# Exercise description:
Pictures do not belong in the copy; restate the records below word for word.
— START OF Record list —
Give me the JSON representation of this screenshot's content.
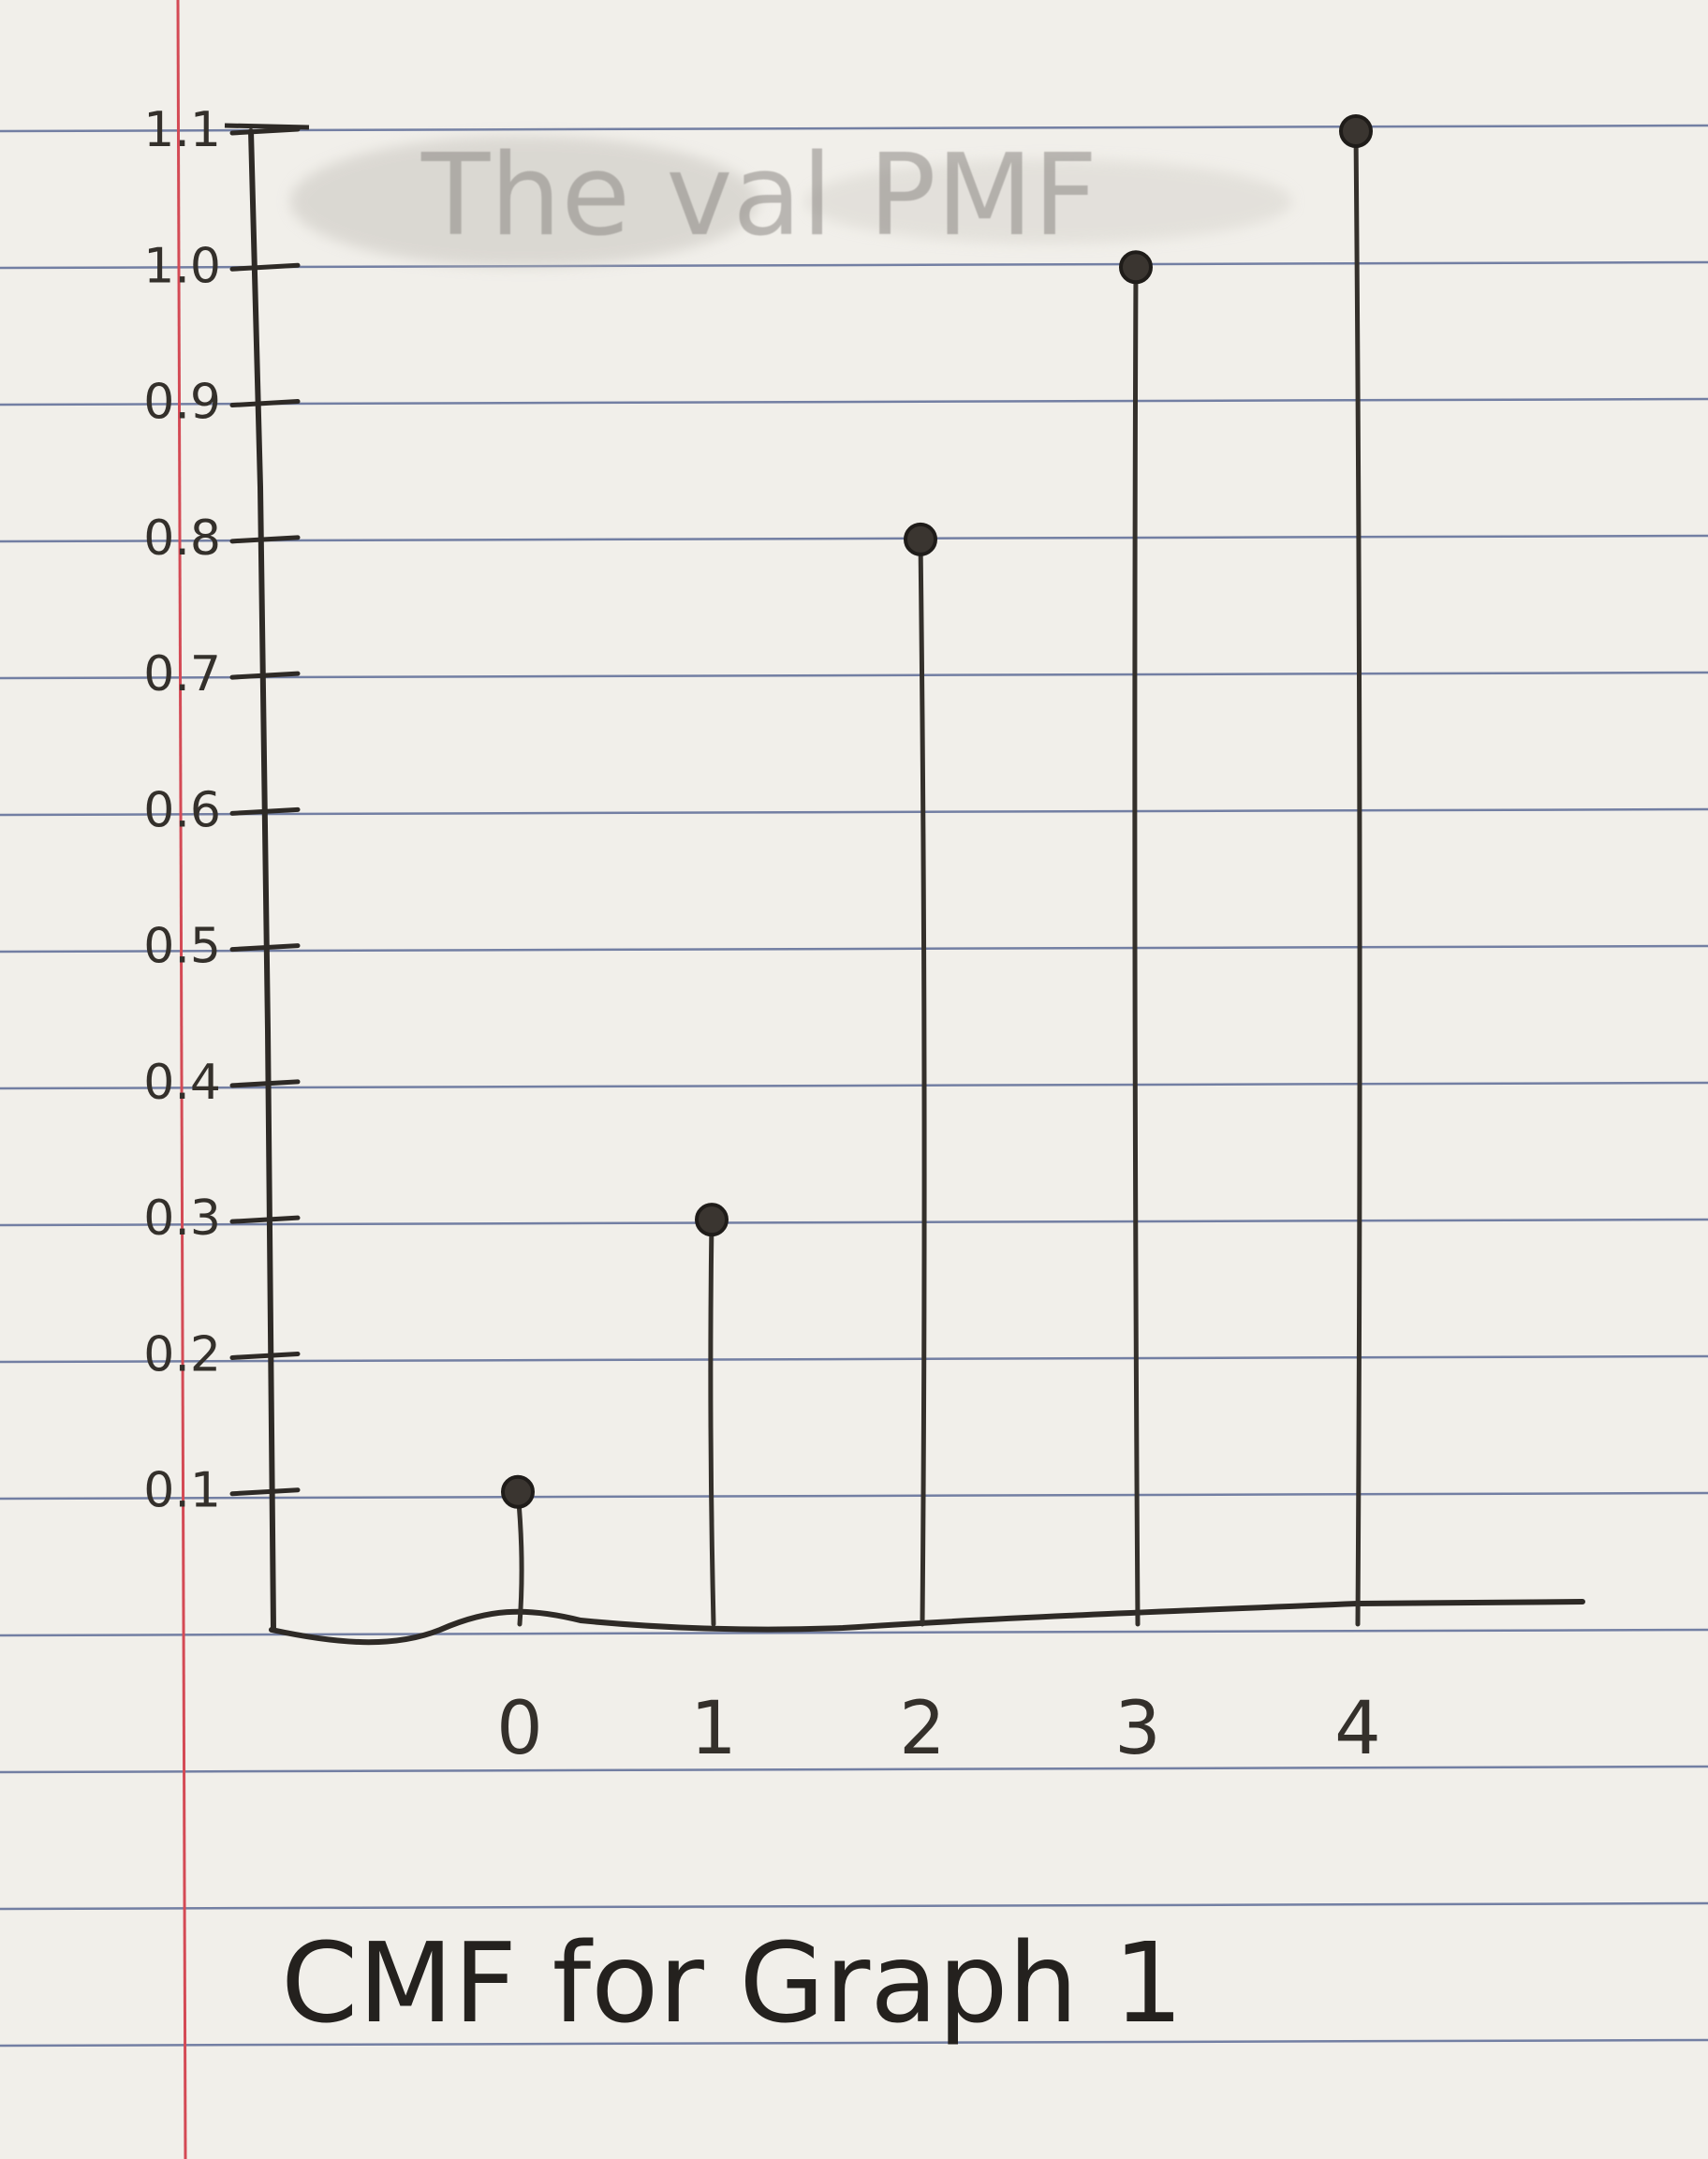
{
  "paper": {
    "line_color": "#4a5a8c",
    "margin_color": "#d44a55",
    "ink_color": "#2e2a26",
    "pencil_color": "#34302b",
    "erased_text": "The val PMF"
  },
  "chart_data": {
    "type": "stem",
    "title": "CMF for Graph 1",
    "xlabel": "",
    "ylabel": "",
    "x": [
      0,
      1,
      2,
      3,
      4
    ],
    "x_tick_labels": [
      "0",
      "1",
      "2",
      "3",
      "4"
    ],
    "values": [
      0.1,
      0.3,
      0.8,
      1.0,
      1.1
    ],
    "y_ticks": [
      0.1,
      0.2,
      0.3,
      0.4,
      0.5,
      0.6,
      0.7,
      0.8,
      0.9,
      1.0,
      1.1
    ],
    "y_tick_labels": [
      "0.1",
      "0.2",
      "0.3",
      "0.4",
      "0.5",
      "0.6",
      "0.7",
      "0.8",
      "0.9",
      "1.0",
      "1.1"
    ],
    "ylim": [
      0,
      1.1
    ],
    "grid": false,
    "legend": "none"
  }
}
— END OF Record list —
# Solution:
Give me the JSON representation of this screenshot's content.
{
  "paper": {
    "line_color": "#4a5a8c",
    "margin_color": "#d44a55",
    "ink_color": "#2e2a26",
    "pencil_color": "#34302b",
    "erased_text": "The val PMF"
  },
  "chart_data": {
    "type": "stem",
    "title": "CMF for Graph 1",
    "xlabel": "",
    "ylabel": "",
    "x": [
      0,
      1,
      2,
      3,
      4
    ],
    "x_tick_labels": [
      "0",
      "1",
      "2",
      "3",
      "4"
    ],
    "values": [
      0.1,
      0.3,
      0.8,
      1.0,
      1.1
    ],
    "y_ticks": [
      0.1,
      0.2,
      0.3,
      0.4,
      0.5,
      0.6,
      0.7,
      0.8,
      0.9,
      1.0,
      1.1
    ],
    "y_tick_labels": [
      "0.1",
      "0.2",
      "0.3",
      "0.4",
      "0.5",
      "0.6",
      "0.7",
      "0.8",
      "0.9",
      "1.0",
      "1.1"
    ],
    "ylim": [
      0,
      1.1
    ],
    "grid": false,
    "legend": "none"
  }
}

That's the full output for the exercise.